Copy out the listing that follows, exactly, without its pictures.

**GIVEN RECORDS:**
-=-=-=-=-

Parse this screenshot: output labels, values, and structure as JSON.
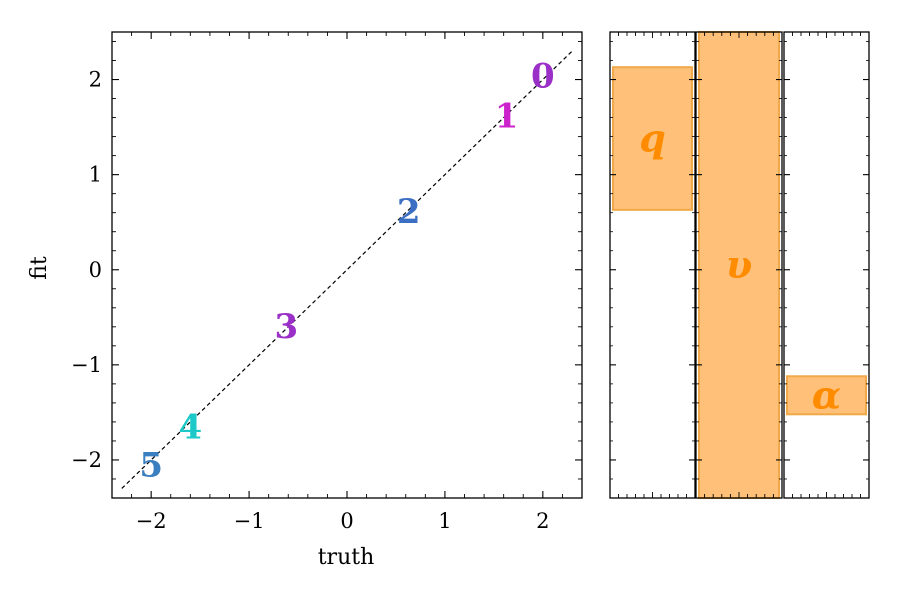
{
  "chart_data": [
    {
      "type": "scatter",
      "xlabel": "truth",
      "ylabel": "fit",
      "xlim": [
        -2.4,
        2.4
      ],
      "ylim": [
        -2.4,
        2.5
      ],
      "xticks": [
        -2,
        -1,
        0,
        1,
        2
      ],
      "yticks": [
        -2,
        -1,
        0,
        1,
        2
      ],
      "xtick_labels": [
        "−2",
        "−1",
        "0",
        "1",
        "2"
      ],
      "ytick_labels": [
        "−2",
        "−1",
        "0",
        "1",
        "2"
      ],
      "reference_line": {
        "style": "dashed",
        "color": "#000000",
        "from": [
          -2.3,
          -2.3
        ],
        "to": [
          2.3,
          2.3
        ]
      },
      "points": [
        {
          "label": "0",
          "x": 2.0,
          "y": 2.04,
          "color": "#9b30c8"
        },
        {
          "label": "1",
          "x": 1.63,
          "y": 1.62,
          "color": "#cc22cc"
        },
        {
          "label": "2",
          "x": 0.63,
          "y": 0.62,
          "color": "#3a6fc4"
        },
        {
          "label": "3",
          "x": -0.62,
          "y": -0.59,
          "color": "#9b30c8"
        },
        {
          "label": "4",
          "x": -1.6,
          "y": -1.65,
          "color": "#1cc8c8"
        },
        {
          "label": "5",
          "x": -2.0,
          "y": -2.05,
          "color": "#3a7fc0"
        }
      ],
      "grid": false
    },
    {
      "type": "bar",
      "orientation": "floating",
      "ylim": [
        -2.4,
        2.5
      ],
      "bar_color": "#ffc07a",
      "edge_color": "#f0a848",
      "label_color": "#ff8c00",
      "bars": [
        {
          "label": "q",
          "bottom": 0.63,
          "top": 2.13
        },
        {
          "label": "υ",
          "bottom": -2.5,
          "top": 2.5
        },
        {
          "label": "α",
          "bottom": -1.52,
          "top": -1.12
        }
      ],
      "grid": false
    }
  ]
}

-=-=-=-=-

**OUTPUT BELOW:**
Parse this screenshot: output labels, values, and structure as JSON.
{
  "chart_data": [
    {
      "type": "scatter",
      "xlabel": "truth",
      "ylabel": "fit",
      "xlim": [
        -2.4,
        2.4
      ],
      "ylim": [
        -2.4,
        2.5
      ],
      "xticks": [
        -2,
        -1,
        0,
        1,
        2
      ],
      "yticks": [
        -2,
        -1,
        0,
        1,
        2
      ],
      "xtick_labels": [
        "−2",
        "−1",
        "0",
        "1",
        "2"
      ],
      "ytick_labels": [
        "−2",
        "−1",
        "0",
        "1",
        "2"
      ],
      "reference_line": {
        "style": "dashed",
        "color": "#000000",
        "from": [
          -2.3,
          -2.3
        ],
        "to": [
          2.3,
          2.3
        ]
      },
      "points": [
        {
          "label": "0",
          "x": 2.0,
          "y": 2.04,
          "color": "#9b30c8"
        },
        {
          "label": "1",
          "x": 1.63,
          "y": 1.62,
          "color": "#cc22cc"
        },
        {
          "label": "2",
          "x": 0.63,
          "y": 0.62,
          "color": "#3a6fc4"
        },
        {
          "label": "3",
          "x": -0.62,
          "y": -0.59,
          "color": "#9b30c8"
        },
        {
          "label": "4",
          "x": -1.6,
          "y": -1.65,
          "color": "#1cc8c8"
        },
        {
          "label": "5",
          "x": -2.0,
          "y": -2.05,
          "color": "#3a7fc0"
        }
      ],
      "grid": false
    },
    {
      "type": "bar",
      "orientation": "floating",
      "ylim": [
        -2.4,
        2.5
      ],
      "bar_color": "#ffc07a",
      "edge_color": "#f0a848",
      "label_color": "#ff8c00",
      "bars": [
        {
          "label": "q",
          "bottom": 0.63,
          "top": 2.13
        },
        {
          "label": "υ",
          "bottom": -2.5,
          "top": 2.5
        },
        {
          "label": "α",
          "bottom": -1.52,
          "top": -1.12
        }
      ],
      "grid": false
    }
  ]
}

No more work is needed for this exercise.